Dataset rows:

● ● ● ● ● ● ●

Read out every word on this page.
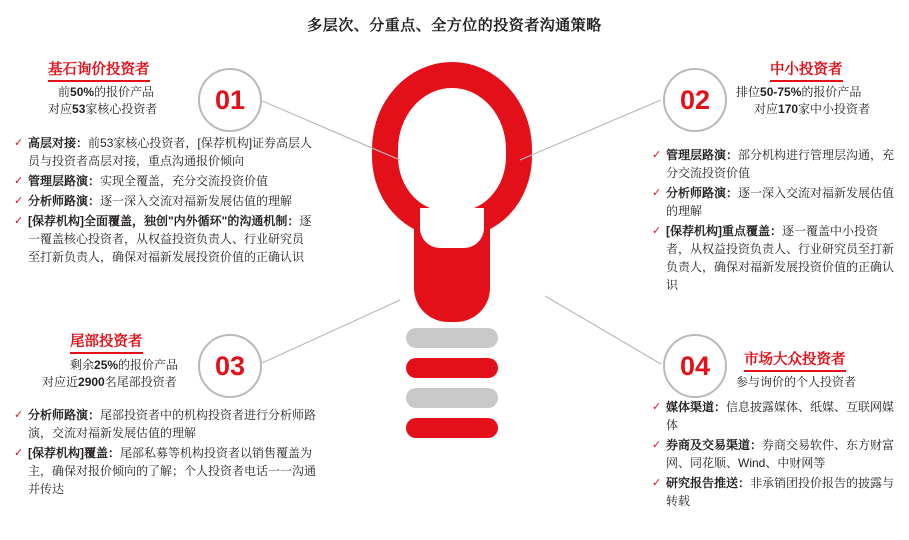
多层次、分重点、全方位的投资者沟通策略
01	02
03	04
基石询价投资者
前50%的报价产品
对应53家核心投资者
✓ 高层对接：前53家核心投资者，[保荐机构]证券高层人员与投资者高层对接，重点沟通报价倾向
✓ 管理层路演：实现全覆盖，充分交流投资价值
✓ 分析师路演：逐一深入交流对福新发展估值的理解
✓ [保荐机构]全面覆盖，独创"内外循环"的沟通机制：逐一覆盖核心投资者，从权益投资负责人、行业研究员至打新负责人，确保对福新发展投资价值的正确认识
中小投资者
排位50-75%的报价产品
对应170家中小投资者
✓ 管理层路演：部分机构进行管理层沟通，充分交流投资价值
✓ 分析师路演：逐一深入交流对福新发展估值的理解
✓ [保荐机构]重点覆盖：逐一覆盖中小投资者，从权益投资负责人、行业研究员至打新负责人，确保对福新发展投资价值的正确认识
尾部投资者
剩余25%的报价产品
对应近2900名尾部投资者
✓ 分析师路演：尾部投资者中的机构投资者进行分析师路演，交流对福新发展估值的理解
✓ [保荐机构]覆盖：尾部私募等机构投资者以销售覆盖为主，确保对报价倾向的了解；个人投资者电话一一沟通并传达
市场大众投资者
参与询价的个人投资者
✓ 媒体渠道：信息披露媒体、纸媒、互联网媒体
✓ 券商及交易渠道：券商交易软件、东方财富网、同花顺、Wind、中财网等
✓ 研究报告推送：非承销团投价报告的披露与转载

● ● ● ● ● ● ●

Without the pictures, repeat the listing above exactly.

# FULL SOLUTION
Read out every word on this page.
多层次、分重点、全方位的投资者沟通策略
01	02
03	04
基石询价投资者
前50%的报价产品
对应53家核心投资者
✓ 高层对接：前53家核心投资者，[保荐机构]证券高层人员与投资者高层对接，重点沟通报价倾向
✓ 管理层路演：实现全覆盖，充分交流投资价值
✓ 分析师路演：逐一深入交流对福新发展估值的理解
✓ [保荐机构]全面覆盖，独创"内外循环"的沟通机制：逐一覆盖核心投资者，从权益投资负责人、行业研究员至打新负责人，确保对福新发展投资价值的正确认识
中小投资者
排位50-75%的报价产品
对应170家中小投资者
✓ 管理层路演：部分机构进行管理层沟通，充分交流投资价值
✓ 分析师路演：逐一深入交流对福新发展估值的理解
✓ [保荐机构]重点覆盖：逐一覆盖中小投资者，从权益投资负责人、行业研究员至打新负责人，确保对福新发展投资价值的正确认识
尾部投资者
剩余25%的报价产品
对应近2900名尾部投资者
✓ 分析师路演：尾部投资者中的机构投资者进行分析师路演，交流对福新发展估值的理解
✓ [保荐机构]覆盖：尾部私募等机构投资者以销售覆盖为主，确保对报价倾向的了解；个人投资者电话一一沟通并传达
市场大众投资者
参与询价的个人投资者
✓ 媒体渠道：信息披露媒体、纸媒、互联网媒体
✓ 券商及交易渠道：券商交易软件、东方财富网、同花顺、Wind、中财网等
✓ 研究报告推送：非承销团投价报告的披露与转载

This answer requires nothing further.